_What you should do_: Pick out and copy every line below that has the word "JSON".

_Input records_:
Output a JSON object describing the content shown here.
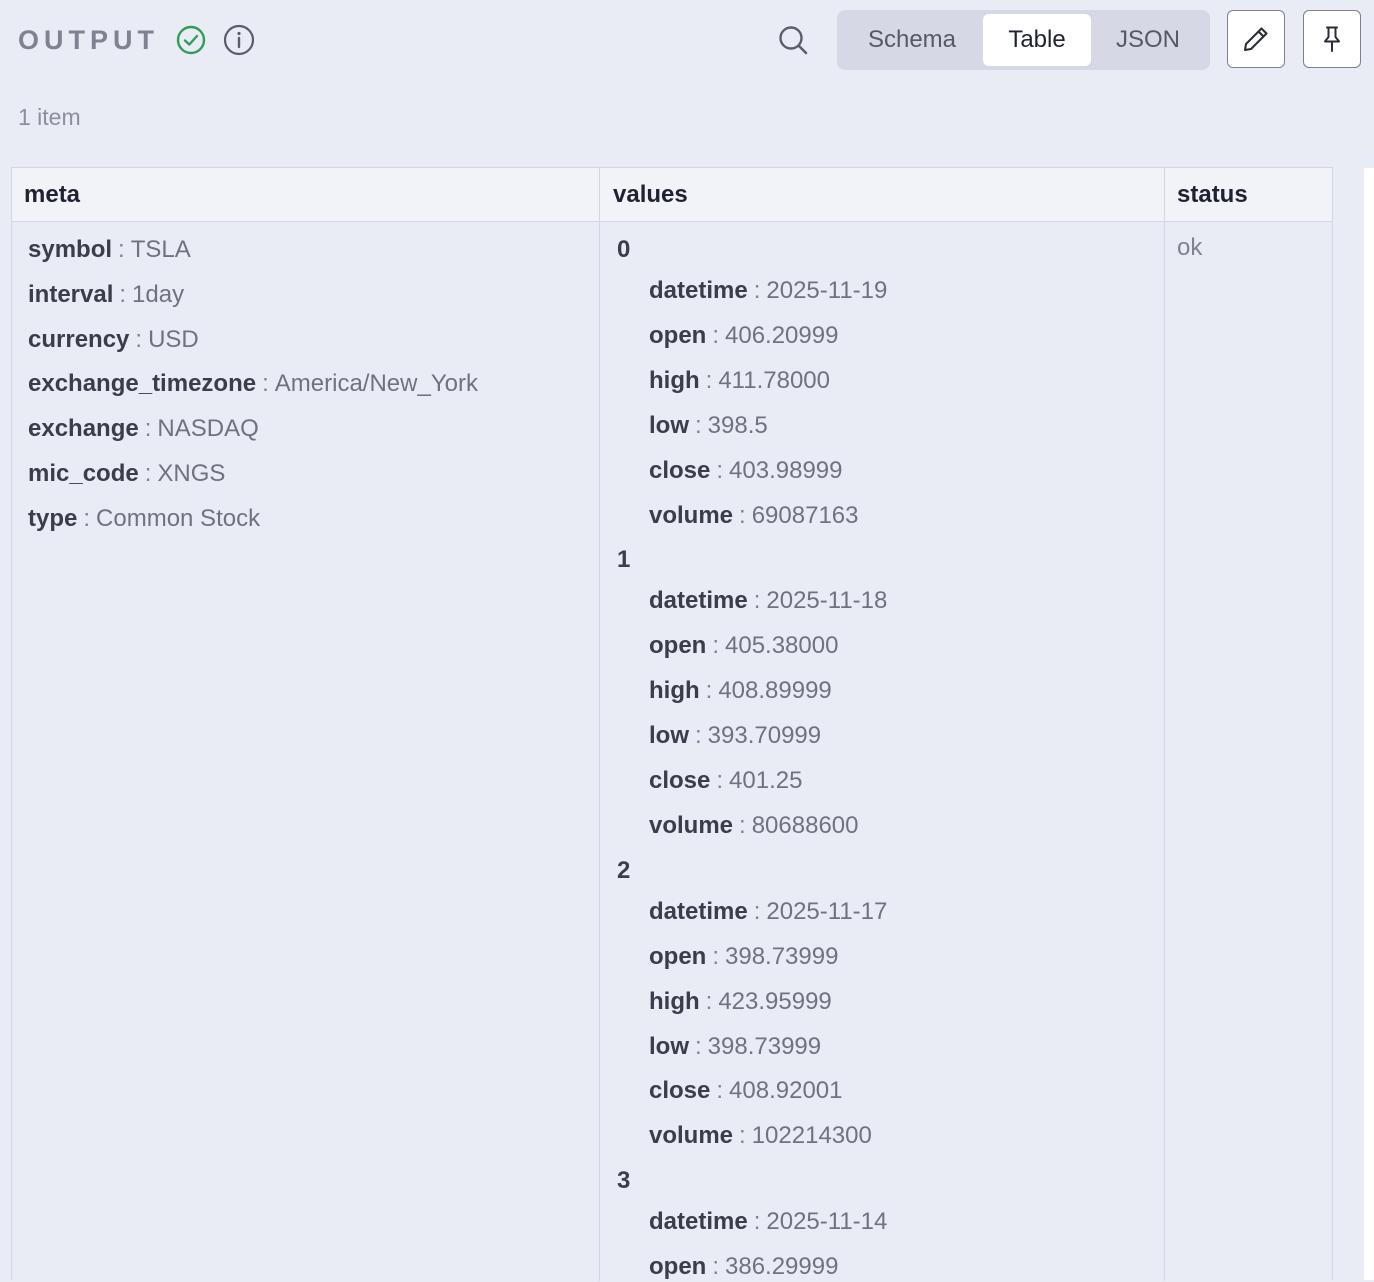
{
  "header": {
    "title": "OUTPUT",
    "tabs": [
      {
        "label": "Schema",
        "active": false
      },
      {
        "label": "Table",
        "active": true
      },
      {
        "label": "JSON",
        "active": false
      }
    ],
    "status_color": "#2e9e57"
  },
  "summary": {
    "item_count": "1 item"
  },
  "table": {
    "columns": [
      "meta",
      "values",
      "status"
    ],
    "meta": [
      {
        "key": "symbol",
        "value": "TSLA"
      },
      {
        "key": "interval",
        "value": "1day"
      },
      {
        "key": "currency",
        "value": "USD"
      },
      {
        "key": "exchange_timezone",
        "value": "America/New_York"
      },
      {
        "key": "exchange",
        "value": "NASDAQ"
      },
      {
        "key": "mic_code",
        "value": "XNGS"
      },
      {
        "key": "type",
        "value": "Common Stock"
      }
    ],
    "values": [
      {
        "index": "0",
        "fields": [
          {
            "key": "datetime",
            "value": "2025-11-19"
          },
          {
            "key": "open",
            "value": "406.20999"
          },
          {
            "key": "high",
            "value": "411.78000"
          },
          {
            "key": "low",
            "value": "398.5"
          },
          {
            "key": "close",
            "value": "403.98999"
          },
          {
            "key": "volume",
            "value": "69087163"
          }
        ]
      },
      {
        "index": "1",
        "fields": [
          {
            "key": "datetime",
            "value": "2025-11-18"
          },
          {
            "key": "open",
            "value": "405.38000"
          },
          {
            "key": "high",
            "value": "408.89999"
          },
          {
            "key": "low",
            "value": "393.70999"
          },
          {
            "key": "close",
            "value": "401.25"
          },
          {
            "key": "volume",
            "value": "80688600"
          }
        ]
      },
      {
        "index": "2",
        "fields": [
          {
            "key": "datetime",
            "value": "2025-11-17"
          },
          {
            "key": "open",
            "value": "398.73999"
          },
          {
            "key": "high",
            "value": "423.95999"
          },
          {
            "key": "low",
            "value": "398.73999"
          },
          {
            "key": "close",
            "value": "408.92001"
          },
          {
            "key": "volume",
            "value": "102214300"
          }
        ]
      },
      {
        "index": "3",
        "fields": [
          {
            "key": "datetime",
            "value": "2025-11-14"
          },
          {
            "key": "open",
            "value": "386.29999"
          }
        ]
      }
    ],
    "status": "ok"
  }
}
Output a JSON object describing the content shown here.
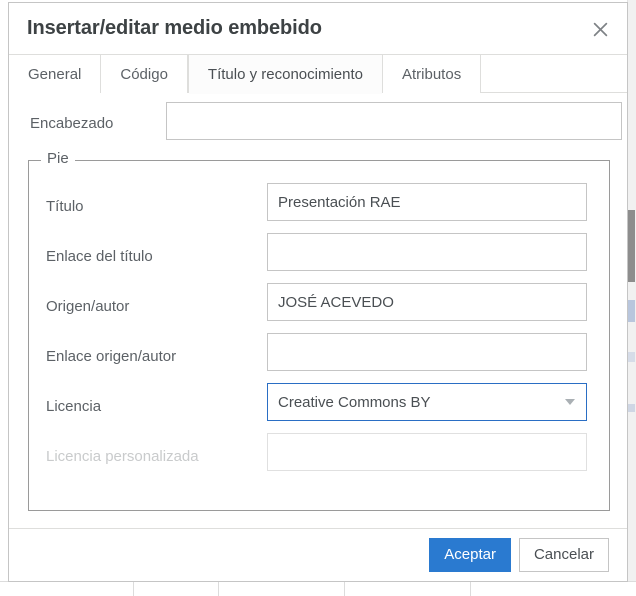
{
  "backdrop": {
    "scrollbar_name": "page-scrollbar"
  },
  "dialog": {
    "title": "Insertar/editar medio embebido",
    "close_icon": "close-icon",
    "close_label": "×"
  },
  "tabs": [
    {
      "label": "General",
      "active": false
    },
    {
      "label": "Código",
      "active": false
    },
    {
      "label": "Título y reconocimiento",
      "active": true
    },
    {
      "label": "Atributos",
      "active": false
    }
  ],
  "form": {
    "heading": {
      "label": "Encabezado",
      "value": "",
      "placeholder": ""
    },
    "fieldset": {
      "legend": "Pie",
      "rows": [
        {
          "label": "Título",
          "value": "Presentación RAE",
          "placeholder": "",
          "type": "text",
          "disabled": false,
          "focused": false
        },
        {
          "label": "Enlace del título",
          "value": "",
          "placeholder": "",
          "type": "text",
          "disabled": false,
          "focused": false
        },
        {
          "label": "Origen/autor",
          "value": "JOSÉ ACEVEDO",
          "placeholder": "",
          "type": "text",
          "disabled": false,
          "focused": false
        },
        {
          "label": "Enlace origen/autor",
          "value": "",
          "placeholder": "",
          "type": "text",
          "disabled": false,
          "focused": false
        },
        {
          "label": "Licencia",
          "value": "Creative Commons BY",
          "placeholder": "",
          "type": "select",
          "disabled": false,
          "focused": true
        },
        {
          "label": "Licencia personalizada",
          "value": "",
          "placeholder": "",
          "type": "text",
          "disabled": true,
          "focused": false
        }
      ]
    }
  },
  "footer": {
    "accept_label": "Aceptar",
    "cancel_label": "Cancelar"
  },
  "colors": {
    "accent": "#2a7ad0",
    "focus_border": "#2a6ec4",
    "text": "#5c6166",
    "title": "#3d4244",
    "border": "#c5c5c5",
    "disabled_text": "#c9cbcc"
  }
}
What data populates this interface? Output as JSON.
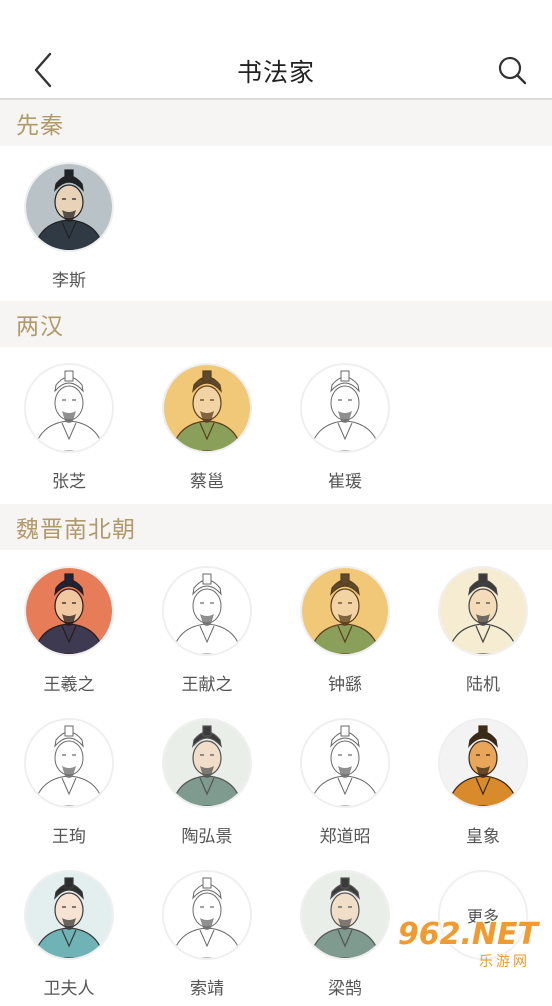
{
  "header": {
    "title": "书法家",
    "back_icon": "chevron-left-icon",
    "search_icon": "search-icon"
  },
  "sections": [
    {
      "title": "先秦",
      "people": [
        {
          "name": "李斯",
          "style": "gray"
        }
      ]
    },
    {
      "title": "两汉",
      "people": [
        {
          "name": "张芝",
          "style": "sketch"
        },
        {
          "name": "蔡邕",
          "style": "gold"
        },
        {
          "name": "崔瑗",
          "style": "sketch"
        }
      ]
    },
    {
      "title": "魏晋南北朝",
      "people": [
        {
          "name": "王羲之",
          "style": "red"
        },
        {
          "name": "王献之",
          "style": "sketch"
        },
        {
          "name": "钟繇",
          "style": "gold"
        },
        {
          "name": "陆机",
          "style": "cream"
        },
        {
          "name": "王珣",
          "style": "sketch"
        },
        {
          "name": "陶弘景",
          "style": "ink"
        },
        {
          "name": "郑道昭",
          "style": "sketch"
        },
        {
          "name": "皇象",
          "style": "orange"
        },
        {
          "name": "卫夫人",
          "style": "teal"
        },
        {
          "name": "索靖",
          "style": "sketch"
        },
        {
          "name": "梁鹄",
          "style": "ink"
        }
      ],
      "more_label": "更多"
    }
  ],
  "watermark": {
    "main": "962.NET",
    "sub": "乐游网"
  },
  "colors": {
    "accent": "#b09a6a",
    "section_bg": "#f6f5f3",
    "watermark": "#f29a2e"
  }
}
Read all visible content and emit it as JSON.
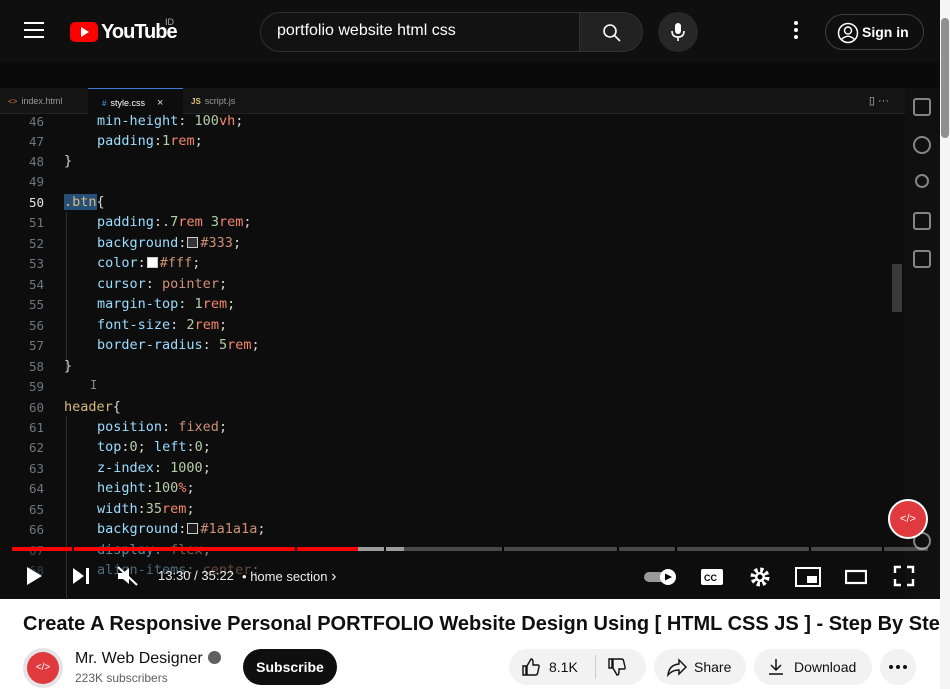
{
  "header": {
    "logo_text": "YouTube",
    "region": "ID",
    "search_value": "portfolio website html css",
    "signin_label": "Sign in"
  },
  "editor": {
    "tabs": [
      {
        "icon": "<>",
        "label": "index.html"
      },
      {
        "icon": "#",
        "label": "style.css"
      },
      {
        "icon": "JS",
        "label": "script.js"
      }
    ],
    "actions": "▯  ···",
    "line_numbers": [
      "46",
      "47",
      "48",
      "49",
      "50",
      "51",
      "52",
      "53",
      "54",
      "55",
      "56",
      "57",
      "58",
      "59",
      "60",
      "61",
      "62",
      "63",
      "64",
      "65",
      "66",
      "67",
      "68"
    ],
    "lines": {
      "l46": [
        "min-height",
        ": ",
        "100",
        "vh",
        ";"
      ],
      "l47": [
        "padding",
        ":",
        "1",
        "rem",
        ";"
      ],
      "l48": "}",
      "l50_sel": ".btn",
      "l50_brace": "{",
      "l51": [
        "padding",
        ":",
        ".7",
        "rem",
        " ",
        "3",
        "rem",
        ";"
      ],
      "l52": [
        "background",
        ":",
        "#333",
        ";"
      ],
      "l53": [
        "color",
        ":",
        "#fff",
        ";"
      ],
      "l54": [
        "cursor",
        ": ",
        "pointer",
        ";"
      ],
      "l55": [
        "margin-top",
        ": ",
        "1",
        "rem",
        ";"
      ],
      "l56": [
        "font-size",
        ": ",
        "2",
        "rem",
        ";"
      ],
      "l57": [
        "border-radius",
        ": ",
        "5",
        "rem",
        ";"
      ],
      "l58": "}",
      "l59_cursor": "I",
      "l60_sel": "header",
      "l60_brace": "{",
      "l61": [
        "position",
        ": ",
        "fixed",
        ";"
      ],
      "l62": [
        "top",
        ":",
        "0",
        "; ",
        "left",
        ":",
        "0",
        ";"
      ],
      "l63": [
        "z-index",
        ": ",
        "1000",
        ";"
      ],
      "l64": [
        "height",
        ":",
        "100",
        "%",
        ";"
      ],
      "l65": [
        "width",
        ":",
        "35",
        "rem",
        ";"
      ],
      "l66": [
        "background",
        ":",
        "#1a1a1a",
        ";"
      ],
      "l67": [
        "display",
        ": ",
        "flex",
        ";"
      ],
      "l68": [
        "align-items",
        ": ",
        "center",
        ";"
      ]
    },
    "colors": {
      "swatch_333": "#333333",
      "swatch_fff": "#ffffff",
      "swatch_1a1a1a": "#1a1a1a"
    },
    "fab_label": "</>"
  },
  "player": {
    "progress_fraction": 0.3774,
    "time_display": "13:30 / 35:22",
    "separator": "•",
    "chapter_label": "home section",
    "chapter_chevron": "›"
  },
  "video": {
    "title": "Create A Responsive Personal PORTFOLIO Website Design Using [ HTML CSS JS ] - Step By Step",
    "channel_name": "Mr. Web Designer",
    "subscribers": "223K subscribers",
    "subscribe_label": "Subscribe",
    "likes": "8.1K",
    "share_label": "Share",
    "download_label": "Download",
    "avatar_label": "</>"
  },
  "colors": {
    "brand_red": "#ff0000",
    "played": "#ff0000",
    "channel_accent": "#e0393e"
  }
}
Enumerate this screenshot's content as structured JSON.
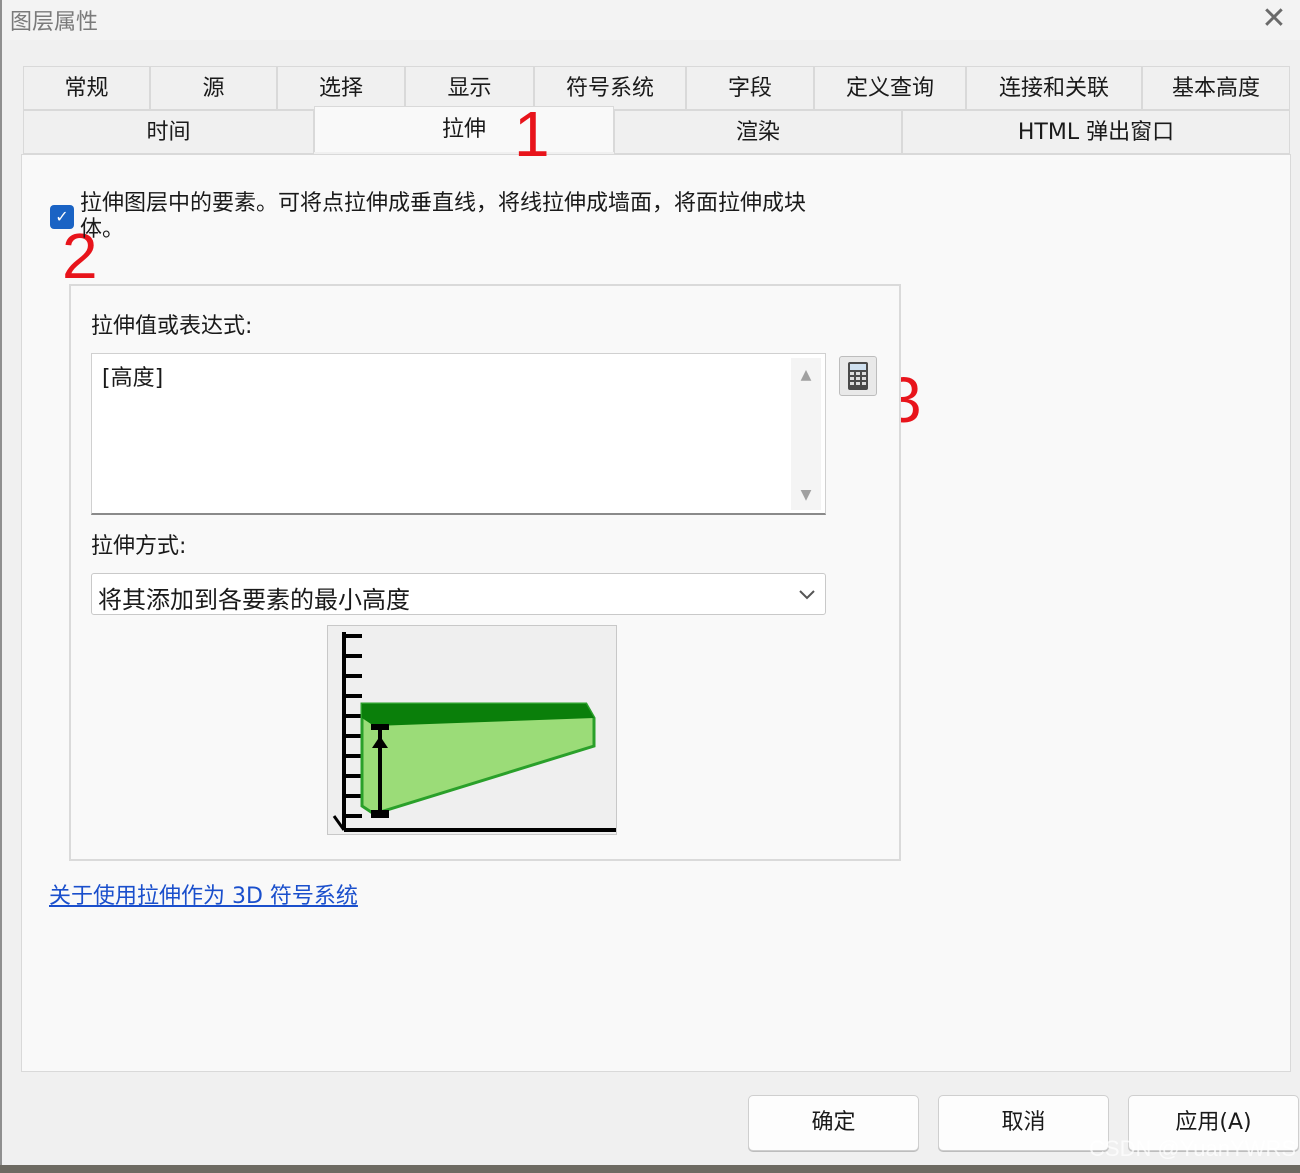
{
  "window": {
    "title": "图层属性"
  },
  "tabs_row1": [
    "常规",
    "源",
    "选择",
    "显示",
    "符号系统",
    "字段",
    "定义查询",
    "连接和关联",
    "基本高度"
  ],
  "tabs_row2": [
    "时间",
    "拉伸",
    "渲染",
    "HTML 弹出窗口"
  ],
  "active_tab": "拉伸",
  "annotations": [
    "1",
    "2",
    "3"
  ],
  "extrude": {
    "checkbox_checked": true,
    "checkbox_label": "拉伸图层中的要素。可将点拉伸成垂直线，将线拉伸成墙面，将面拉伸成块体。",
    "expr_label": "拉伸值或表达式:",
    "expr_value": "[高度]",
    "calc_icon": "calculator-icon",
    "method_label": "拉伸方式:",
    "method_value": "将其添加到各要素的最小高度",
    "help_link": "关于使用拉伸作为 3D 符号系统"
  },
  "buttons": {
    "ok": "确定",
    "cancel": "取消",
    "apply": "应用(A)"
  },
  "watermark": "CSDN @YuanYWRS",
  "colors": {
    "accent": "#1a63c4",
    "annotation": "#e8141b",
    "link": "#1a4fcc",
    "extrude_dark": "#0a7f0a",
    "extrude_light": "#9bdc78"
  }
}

_The reply_:
Output a JSON object describing the content shown here.
        "label": "JSON",
Output a JSON object describing the content shown here.
What data populates this interface? Output as JSON.
Read all visible content and emit it as JSON.
Enumerate this screenshot's content as structured JSON.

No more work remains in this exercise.